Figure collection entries
◇ ◇ ◇ ◇

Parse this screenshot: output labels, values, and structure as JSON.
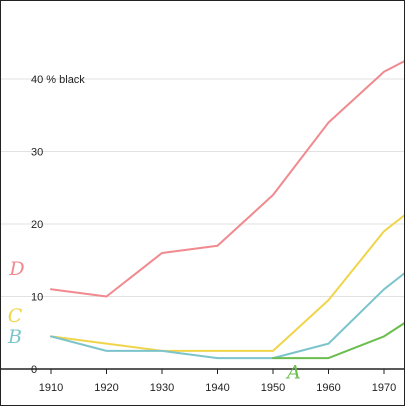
{
  "chart_data": {
    "type": "line",
    "x": [
      1910,
      1920,
      1930,
      1940,
      1950,
      1960,
      1970,
      1975
    ],
    "xticks": [
      "1910",
      "1920",
      "1930",
      "1940",
      "1950",
      "1960",
      "1970"
    ],
    "xlim": [
      1910,
      1975
    ],
    "ylim": [
      0,
      43
    ],
    "yticks": [
      {
        "value": 0,
        "label": "0"
      },
      {
        "value": 10,
        "label": "10"
      },
      {
        "value": 20,
        "label": "20"
      },
      {
        "value": 30,
        "label": "30"
      },
      {
        "value": 40,
        "label": "40 % black"
      }
    ],
    "grid": true,
    "series": [
      {
        "name": "D",
        "color": "#f08a8f",
        "values": [
          11,
          10,
          16,
          17,
          24,
          34,
          41,
          43
        ]
      },
      {
        "name": "C",
        "color": "#f0d44a",
        "values": [
          4.5,
          3.5,
          2.5,
          2.5,
          2.5,
          9.5,
          19,
          22
        ]
      },
      {
        "name": "B",
        "color": "#7cc4cc",
        "values": [
          4.5,
          2.5,
          2.5,
          1.5,
          1.5,
          3.5,
          11,
          14
        ]
      },
      {
        "name": "A",
        "color": "#6bbd4e",
        "values": [
          null,
          null,
          null,
          null,
          1.5,
          1.5,
          4.5,
          7
        ]
      }
    ]
  }
}
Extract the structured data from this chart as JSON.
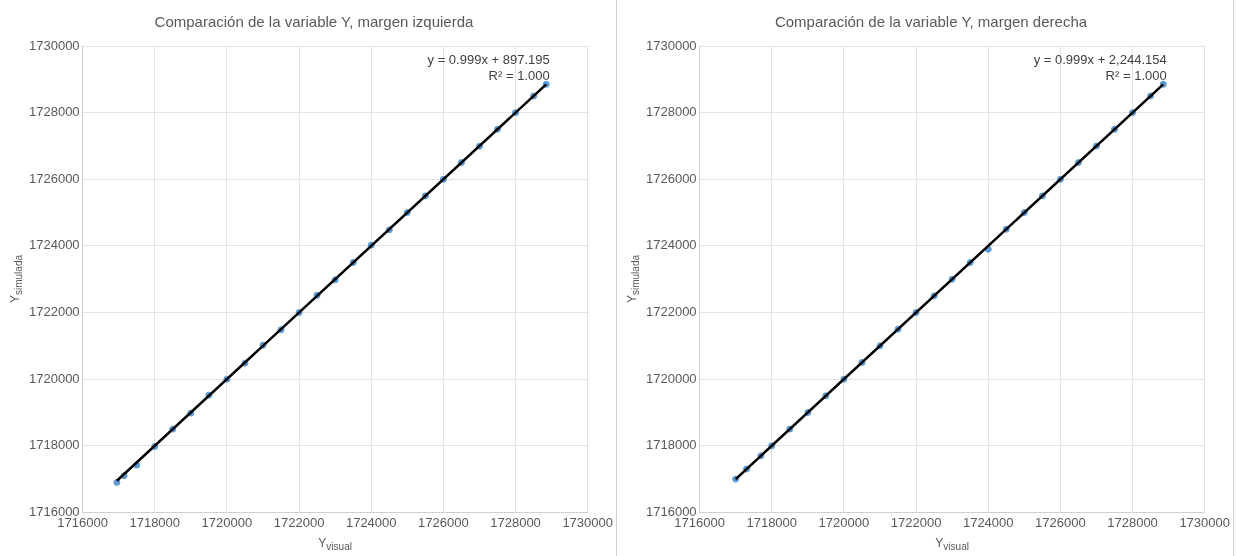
{
  "chart_data": [
    {
      "type": "scatter",
      "title": "Comparación de la variable Y, margen izquierda",
      "xlabel": "Y$_{visual}$",
      "ylabel": "Y$_{simulada}$",
      "annotations": [
        "y = 0.999x + 897.195",
        "R² = 1.000"
      ],
      "xlim": [
        1716000,
        1730000
      ],
      "ylim": [
        1716000,
        1730000
      ],
      "xticks": [
        1716000,
        1718000,
        1720000,
        1722000,
        1724000,
        1726000,
        1728000,
        1730000
      ],
      "yticks": [
        1716000,
        1718000,
        1720000,
        1722000,
        1724000,
        1726000,
        1728000,
        1730000
      ],
      "grid": true,
      "series": [
        {
          "type": "scatter",
          "marker": "circle",
          "color": "#5b9bd5",
          "x": [
            1716950,
            1717150,
            1717500,
            1718000,
            1718500,
            1719000,
            1719500,
            1720000,
            1720500,
            1721000,
            1721500,
            1722000,
            1722500,
            1723000,
            1723500,
            1724000,
            1724500,
            1725000,
            1725500,
            1726000,
            1726500,
            1727000,
            1727500,
            1728000,
            1728500,
            1728850
          ],
          "values": [
            1716900,
            1717100,
            1717420,
            1717980,
            1718500,
            1718980,
            1719520,
            1720000,
            1720480,
            1721020,
            1721480,
            1722000,
            1722520,
            1722980,
            1723500,
            1724020,
            1724480,
            1725000,
            1725500,
            1726000,
            1726500,
            1726990,
            1727500,
            1728000,
            1728500,
            1728850
          ]
        },
        {
          "type": "line",
          "color": "#000000",
          "line_style": "solid",
          "x": [
            1716950,
            1728850
          ],
          "values": [
            1716950,
            1728850
          ]
        }
      ]
    },
    {
      "type": "scatter",
      "title": "Comparación de la variable Y, margen derecha",
      "xlabel": "Y$_{visual}$",
      "ylabel": "Y$_{simulada}$",
      "annotations": [
        "y = 0.999x + 2,244.154",
        "R² = 1.000"
      ],
      "xlim": [
        1716000,
        1730000
      ],
      "ylim": [
        1716000,
        1730000
      ],
      "xticks": [
        1716000,
        1718000,
        1720000,
        1722000,
        1724000,
        1726000,
        1728000,
        1730000
      ],
      "yticks": [
        1716000,
        1718000,
        1720000,
        1722000,
        1724000,
        1726000,
        1728000,
        1730000
      ],
      "grid": true,
      "series": [
        {
          "type": "scatter",
          "marker": "circle",
          "color": "#5b9bd5",
          "x": [
            1717000,
            1717300,
            1717700,
            1718000,
            1718500,
            1719000,
            1719500,
            1720000,
            1720500,
            1721000,
            1721500,
            1722000,
            1722500,
            1723000,
            1723500,
            1724000,
            1724500,
            1725000,
            1725500,
            1726000,
            1726500,
            1727000,
            1727500,
            1728000,
            1728500,
            1728850
          ],
          "values": [
            1717000,
            1717300,
            1717700,
            1718000,
            1718500,
            1719000,
            1719500,
            1720000,
            1720500,
            1721000,
            1721500,
            1722000,
            1722500,
            1723000,
            1723500,
            1723900,
            1724500,
            1725000,
            1725500,
            1726000,
            1726500,
            1727000,
            1727500,
            1728000,
            1728500,
            1728850
          ]
        },
        {
          "type": "line",
          "color": "#000000",
          "line_style": "solid",
          "x": [
            1717000,
            1728850
          ],
          "values": [
            1717000,
            1728850
          ]
        }
      ]
    }
  ]
}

◇ ◇ ◇ ◇

Task prompt. All records should be output exactly, with the pictures left out.

Answer in full.
Parse this screenshot: output labels, values, and structure as JSON.
{
  "chart_data": {
    "type": "line",
    "x": [
      1910,
      1920,
      1930,
      1940,
      1950,
      1960,
      1970,
      1975
    ],
    "xticks": [
      "1910",
      "1920",
      "1930",
      "1940",
      "1950",
      "1960",
      "1970"
    ],
    "xlim": [
      1910,
      1975
    ],
    "ylim": [
      0,
      43
    ],
    "yticks": [
      {
        "value": 0,
        "label": "0"
      },
      {
        "value": 10,
        "label": "10"
      },
      {
        "value": 20,
        "label": "20"
      },
      {
        "value": 30,
        "label": "30"
      },
      {
        "value": 40,
        "label": "40 % black"
      }
    ],
    "grid": true,
    "series": [
      {
        "name": "D",
        "color": "#f08a8f",
        "values": [
          11,
          10,
          16,
          17,
          24,
          34,
          41,
          43
        ]
      },
      {
        "name": "C",
        "color": "#f0d44a",
        "values": [
          4.5,
          3.5,
          2.5,
          2.5,
          2.5,
          9.5,
          19,
          22
        ]
      },
      {
        "name": "B",
        "color": "#7cc4cc",
        "values": [
          4.5,
          2.5,
          2.5,
          1.5,
          1.5,
          3.5,
          11,
          14
        ]
      },
      {
        "name": "A",
        "color": "#6bbd4e",
        "values": [
          null,
          null,
          null,
          null,
          1.5,
          1.5,
          4.5,
          7
        ]
      }
    ]
  }
}
Extract the structured data from this chart as JSON.
{
  "chart_data": [
    {
      "type": "scatter",
      "title": "Comparación de la variable Y, margen izquierda",
      "xlabel": "Y$_{visual}$",
      "ylabel": "Y$_{simulada}$",
      "annotations": [
        "y = 0.999x + 897.195",
        "R² = 1.000"
      ],
      "xlim": [
        1716000,
        1730000
      ],
      "ylim": [
        1716000,
        1730000
      ],
      "xticks": [
        1716000,
        1718000,
        1720000,
        1722000,
        1724000,
        1726000,
        1728000,
        1730000
      ],
      "yticks": [
        1716000,
        1718000,
        1720000,
        1722000,
        1724000,
        1726000,
        1728000,
        1730000
      ],
      "grid": true,
      "series": [
        {
          "type": "scatter",
          "marker": "circle",
          "color": "#5b9bd5",
          "x": [
            1716950,
            1717150,
            1717500,
            1718000,
            1718500,
            1719000,
            1719500,
            1720000,
            1720500,
            1721000,
            1721500,
            1722000,
            1722500,
            1723000,
            1723500,
            1724000,
            1724500,
            1725000,
            1725500,
            1726000,
            1726500,
            1727000,
            1727500,
            1728000,
            1728500,
            1728850
          ],
          "values": [
            1716900,
            1717100,
            1717420,
            1717980,
            1718500,
            1718980,
            1719520,
            1720000,
            1720480,
            1721020,
            1721480,
            1722000,
            1722520,
            1722980,
            1723500,
            1724020,
            1724480,
            1725000,
            1725500,
            1726000,
            1726500,
            1726990,
            1727500,
            1728000,
            1728500,
            1728850
          ]
        },
        {
          "type": "line",
          "color": "#000000",
          "line_style": "solid",
          "x": [
            1716950,
            1728850
          ],
          "values": [
            1716950,
            1728850
          ]
        }
      ]
    },
    {
      "type": "scatter",
      "title": "Comparación de la variable Y, margen derecha",
      "xlabel": "Y$_{visual}$",
      "ylabel": "Y$_{simulada}$",
      "annotations": [
        "y = 0.999x + 2,244.154",
        "R² = 1.000"
      ],
      "xlim": [
        1716000,
        1730000
      ],
      "ylim": [
        1716000,
        1730000
      ],
      "xticks": [
        1716000,
        1718000,
        1720000,
        1722000,
        1724000,
        1726000,
        1728000,
        1730000
      ],
      "yticks": [
        1716000,
        1718000,
        1720000,
        1722000,
        1724000,
        1726000,
        1728000,
        1730000
      ],
      "grid": true,
      "series": [
        {
          "type": "scatter",
          "marker": "circle",
          "color": "#5b9bd5",
          "x": [
            1717000,
            1717300,
            1717700,
            1718000,
            1718500,
            1719000,
            1719500,
            1720000,
            1720500,
            1721000,
            1721500,
            1722000,
            1722500,
            1723000,
            1723500,
            1724000,
            1724500,
            1725000,
            1725500,
            1726000,
            1726500,
            1727000,
            1727500,
            1728000,
            1728500,
            1728850
          ],
          "values": [
            1717000,
            1717300,
            1717700,
            1718000,
            1718500,
            1719000,
            1719500,
            1720000,
            1720500,
            1721000,
            1721500,
            1722000,
            1722500,
            1723000,
            1723500,
            1723900,
            1724500,
            1725000,
            1725500,
            1726000,
            1726500,
            1727000,
            1727500,
            1728000,
            1728500,
            1728850
          ]
        },
        {
          "type": "line",
          "color": "#000000",
          "line_style": "solid",
          "x": [
            1717000,
            1728850
          ],
          "values": [
            1717000,
            1728850
          ]
        }
      ]
    }
  ]
}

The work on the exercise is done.